▸ **Exercise brief**:
Below are the records; reproduce all of them exactly but without any images.

▸ **Exercise inputs**:
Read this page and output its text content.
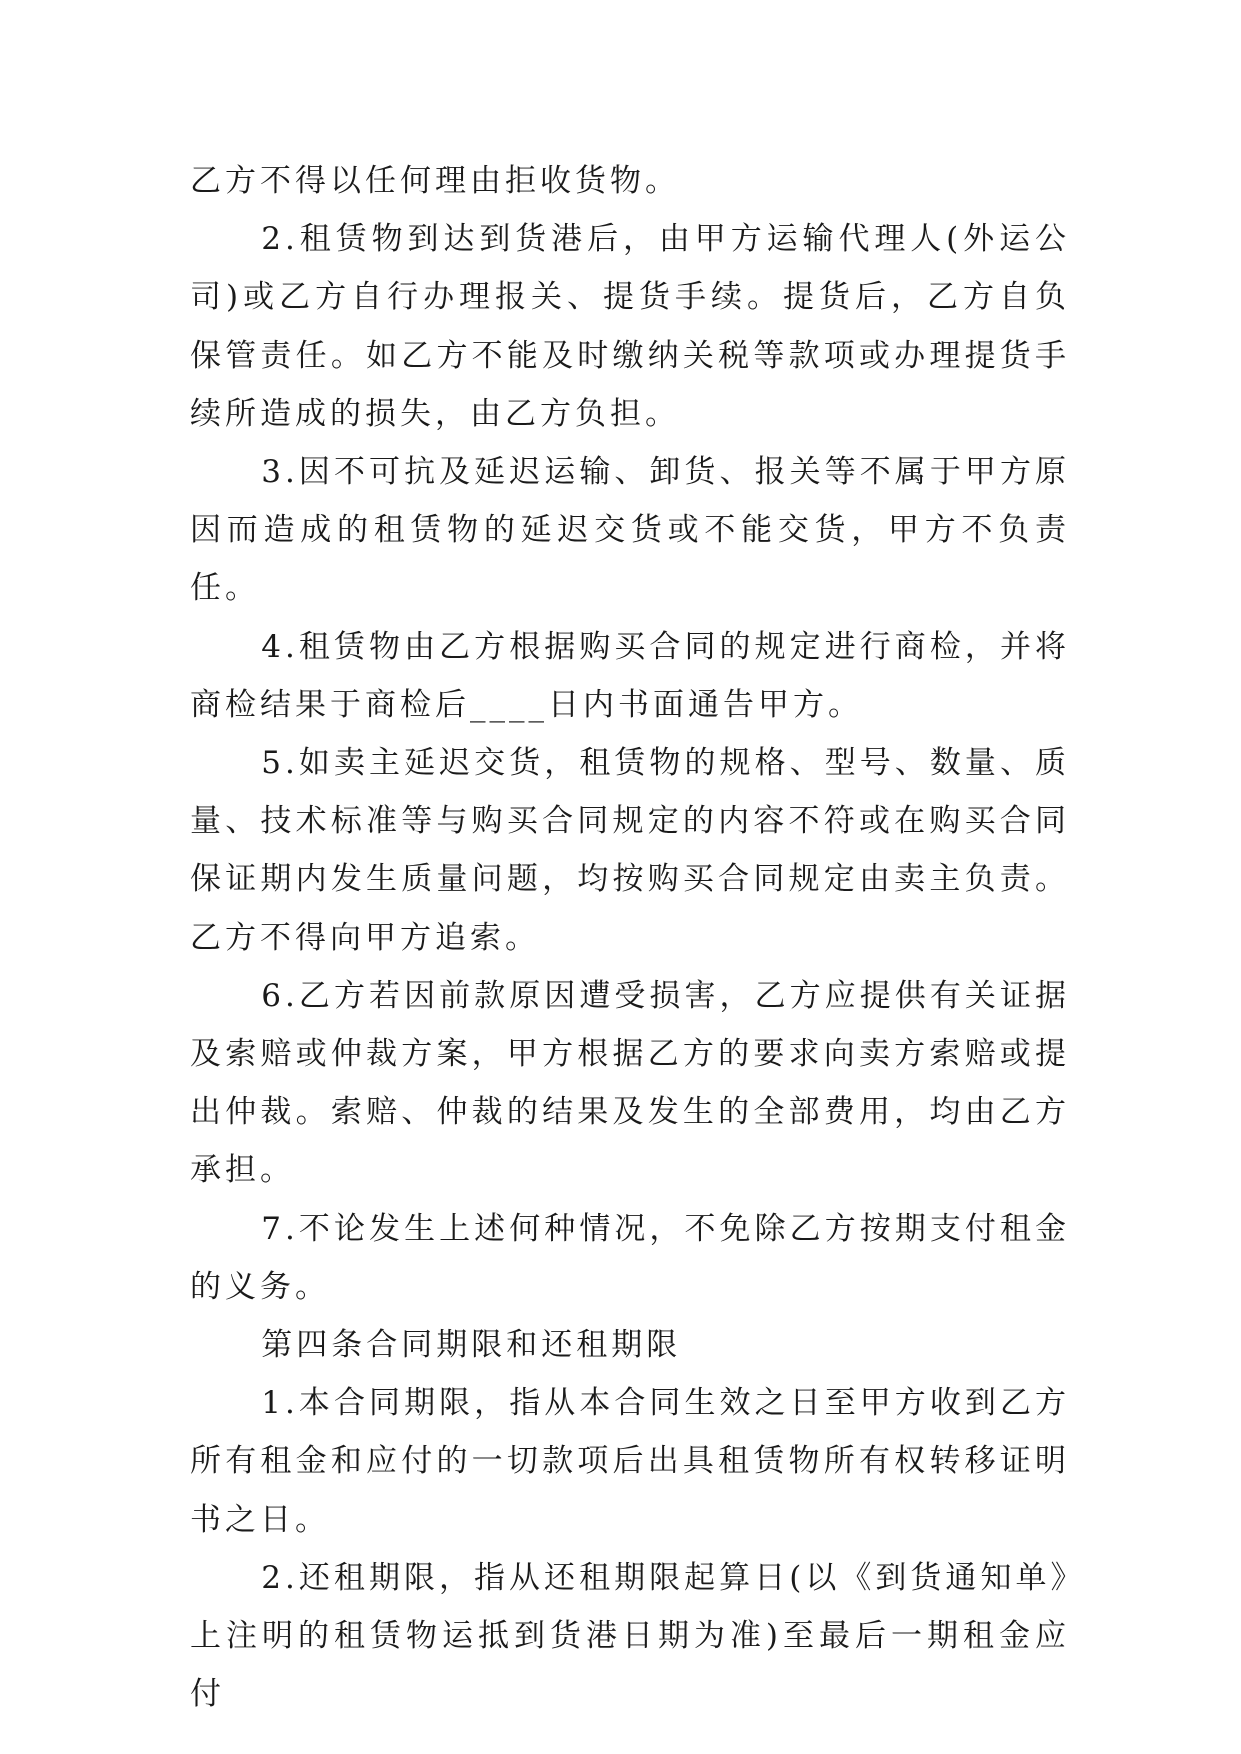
乙方不得以任何理由拒收货物。

2.租赁物到达到货港后，由甲方运输代理人(外运公司)或乙方自行办理报关、提货手续。提货后，乙方自负保管责任。如乙方不能及时缴纳关税等款项或办理提货手续所造成的损失，由乙方负担。

3.因不可抗及延迟运输、卸货、报关等不属于甲方原因而造成的租赁物的延迟交货或不能交货，甲方不负责任。

4.租赁物由乙方根据购买合同的规定进行商检，并将商检结果于商检后____日内书面通告甲方。

5.如卖主延迟交货，租赁物的规格、型号、数量、质量、技术标准等与购买合同规定的内容不符或在购买合同保证期内发生质量问题，均按购买合同规定由卖主负责。乙方不得向甲方追索。

6.乙方若因前款原因遭受损害，乙方应提供有关证据及索赔或仲裁方案，甲方根据乙方的要求向卖方索赔或提出仲裁。索赔、仲裁的结果及发生的全部费用，均由乙方承担。

7.不论发生上述何种情况，不免除乙方按期支付租金的义务。

第四条合同期限和还租期限

1.本合同期限，指从本合同生效之日至甲方收到乙方所有租金和应付的一切款项后出具租赁物所有权转移证明书之日。

2.还租期限，指从还租期限起算日(以《到货通知单》上注明的租赁物运抵到货港日期为准)至最后一期租金应付
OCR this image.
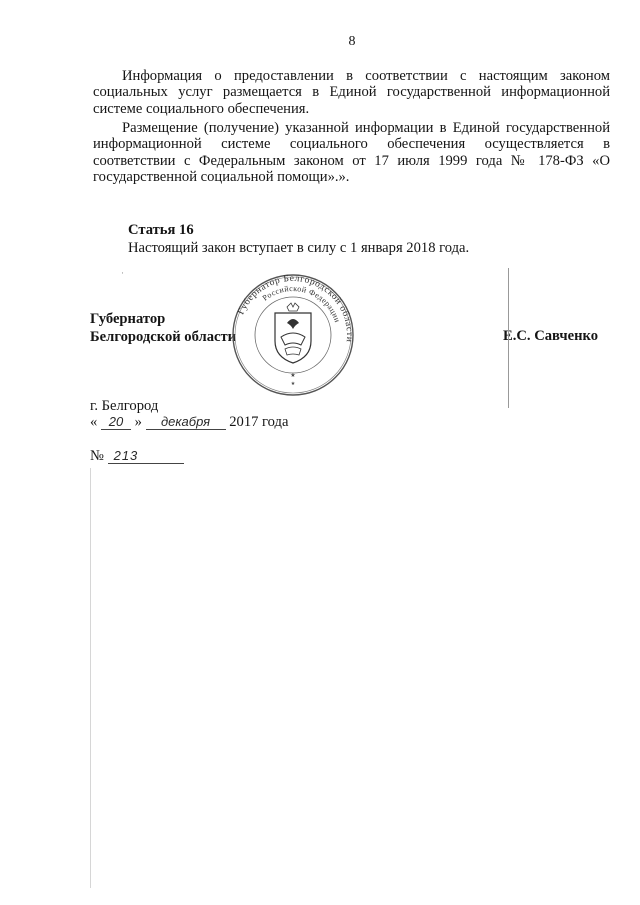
8

Информация о предоставлении в соответствии с настоящим законом социальных услуг размещается в Единой государственной информационной системе социального обеспечения.

Размещение (получение) указанной информации в Единой государственной информационной системе социального обеспечения осуществляется в соответствии с Федеральным законом от 17 июля 1999 года № 178-ФЗ «О государственной социальной помощи».».

Статья 16
Настоящий закон вступает в силу с 1 января 2018 года.
·
Губернатор
Белгородской области
Губернатор Белгородской области
Российской Федерации
★
★
Е.С. Савченко
г. Белгород
« 20 » декабря 2017 года
№ 213
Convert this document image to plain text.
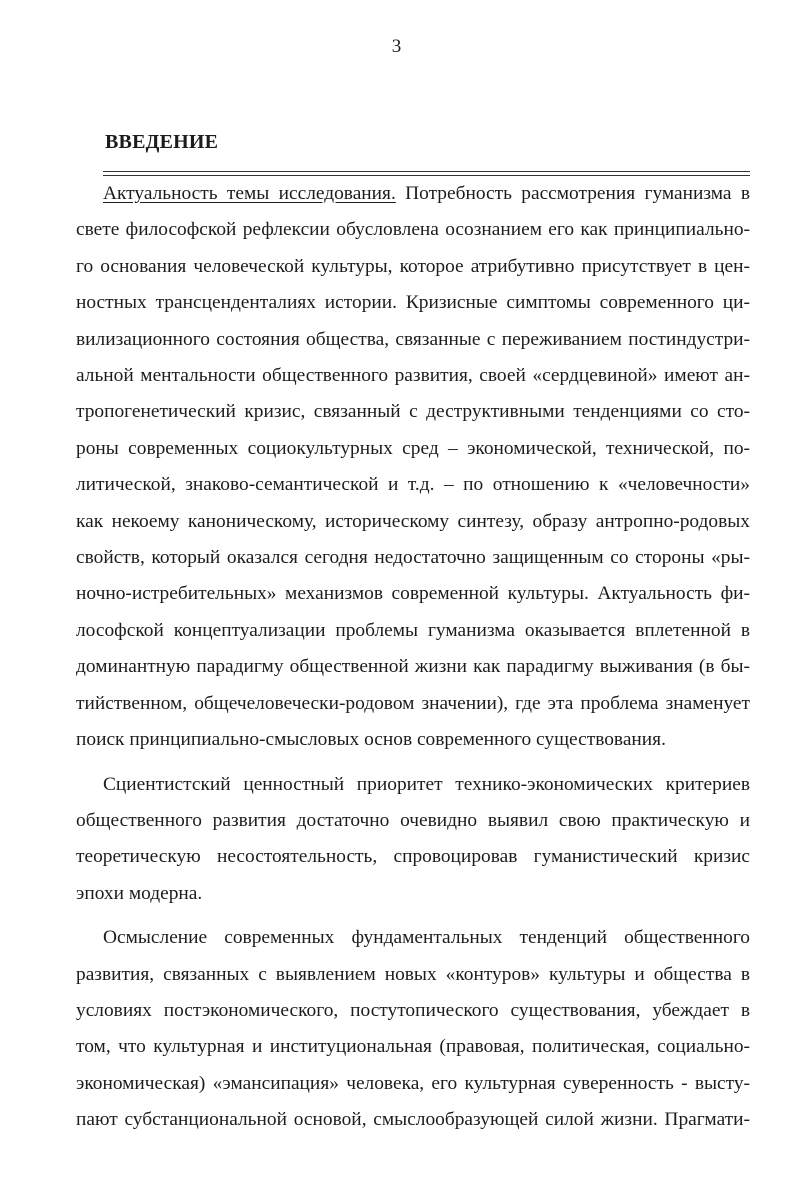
3
ВВЕДЕНИЕ
Актуальность темы исследования. Потребность рассмотрения гуманизма в
свете философской рефлексии обусловлена осознанием его как принципиально-
го основания человеческой культуры, которое атрибутивно присутствует в цен-
ностных трансценденталиях истории. Кризисные симптомы современного ци-
вилизационного состояния общества, связанные с переживанием постиндустри-
альной ментальности общественного развития, своей «сердцевиной» имеют ан-
тропогенетический кризис, связанный с деструктивными тенденциями со сто-
роны современных социокультурных сред – экономической, технической, по-
литической, знаково-семантической и т.д. – по отношению к «человечности»
как некоему каноническому, историческому синтезу, образу антропно-родовых
свойств, который оказался сегодня недостаточно защищенным со стороны «ры-
ночно-истребительных» механизмов современной культуры. Актуальность фи-
лософской концептуализации проблемы гуманизма оказывается вплетенной в
доминантную парадигму общественной жизни как парадигму выживания (в бы-
тийственном, общечеловечески-родовом значении), где эта проблема знаменует
поиск принципиально-смысловых основ современного существования.
Сциентистский ценностный приоритет технико-экономических критериев
общественного развития достаточно очевидно выявил свою практическую и
теоретическую несостоятельность, спровоцировав гуманистический кризис
эпохи модерна.
Осмысление современных фундаментальных тенденций общественного
развития, связанных с выявлением новых «контуров» культуры и общества в
условиях постэкономического, постутопического существования, убеждает в
том, что культурная и институциональная (правовая, политическая, социально-
экономическая) «эмансипация» человека, его культурная суверенность - высту-
пают субстанциональной основой, смыслообразующей силой жизни. Прагмати-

▸ **Solution to this problem**:
Read this page and output its text content.
乙方不得以任何理由拒收货物。

2.租赁物到达到货港后，由甲方运输代理人(外运公司)或乙方自行办理报关、提货手续。提货后，乙方自负保管责任。如乙方不能及时缴纳关税等款项或办理提货手续所造成的损失，由乙方负担。

3.因不可抗及延迟运输、卸货、报关等不属于甲方原因而造成的租赁物的延迟交货或不能交货，甲方不负责任。

4.租赁物由乙方根据购买合同的规定进行商检，并将商检结果于商检后____日内书面通告甲方。

5.如卖主延迟交货，租赁物的规格、型号、数量、质量、技术标准等与购买合同规定的内容不符或在购买合同保证期内发生质量问题，均按购买合同规定由卖主负责。乙方不得向甲方追索。

6.乙方若因前款原因遭受损害，乙方应提供有关证据及索赔或仲裁方案，甲方根据乙方的要求向卖方索赔或提出仲裁。索赔、仲裁的结果及发生的全部费用，均由乙方承担。

7.不论发生上述何种情况，不免除乙方按期支付租金的义务。

第四条合同期限和还租期限

1.本合同期限，指从本合同生效之日至甲方收到乙方所有租金和应付的一切款项后出具租赁物所有权转移证明书之日。

2.还租期限，指从还租期限起算日(以《到货通知单》上注明的租赁物运抵到货港日期为准)至最后一期租金应付
OCR this image.
8

Информация о предоставлении в соответствии с настоящим законом социальных услуг размещается в Единой государственной информационной системе социального обеспечения.

Размещение (получение) указанной информации в Единой государственной информационной системе социального обеспечения осуществляется в соответствии с Федеральным законом от 17 июля 1999 года № 178-ФЗ «О государственной социальной помощи».».

Статья 16
Настоящий закон вступает в силу с 1 января 2018 года.
·
Губернатор
Белгородской области
Губернатор Белгородской области
Российской Федерации
★
★
Е.С. Савченко
г. Белгород
« 20 » декабря 2017 года
№ 213
Convert this document image to plain text.
3
ВВЕДЕНИЕ
Актуальность темы исследования. Потребность рассмотрения гуманизма в
свете философской рефлексии обусловлена осознанием его как принципиально-
го основания человеческой культуры, которое атрибутивно присутствует в цен-
ностных трансценденталиях истории. Кризисные симптомы современного ци-
вилизационного состояния общества, связанные с переживанием постиндустри-
альной ментальности общественного развития, своей «сердцевиной» имеют ан-
тропогенетический кризис, связанный с деструктивными тенденциями со сто-
роны современных социокультурных сред – экономической, технической, по-
литической, знаково-семантической и т.д. – по отношению к «человечности»
как некоему каноническому, историческому синтезу, образу антропно-родовых
свойств, который оказался сегодня недостаточно защищенным со стороны «ры-
ночно-истребительных» механизмов современной культуры. Актуальность фи-
лософской концептуализации проблемы гуманизма оказывается вплетенной в
доминантную парадигму общественной жизни как парадигму выживания (в бы-
тийственном, общечеловечески-родовом значении), где эта проблема знаменует
поиск принципиально-смысловых основ современного существования.
Сциентистский ценностный приоритет технико-экономических критериев
общественного развития достаточно очевидно выявил свою практическую и
теоретическую несостоятельность, спровоцировав гуманистический кризис
эпохи модерна.
Осмысление современных фундаментальных тенденций общественного
развития, связанных с выявлением новых «контуров» культуры и общества в
условиях постэкономического, постутопического существования, убеждает в
том, что культурная и институциональная (правовая, политическая, социально-
экономическая) «эмансипация» человека, его культурная суверенность - высту-
пают субстанциональной основой, смыслообразующей силой жизни. Прагмати-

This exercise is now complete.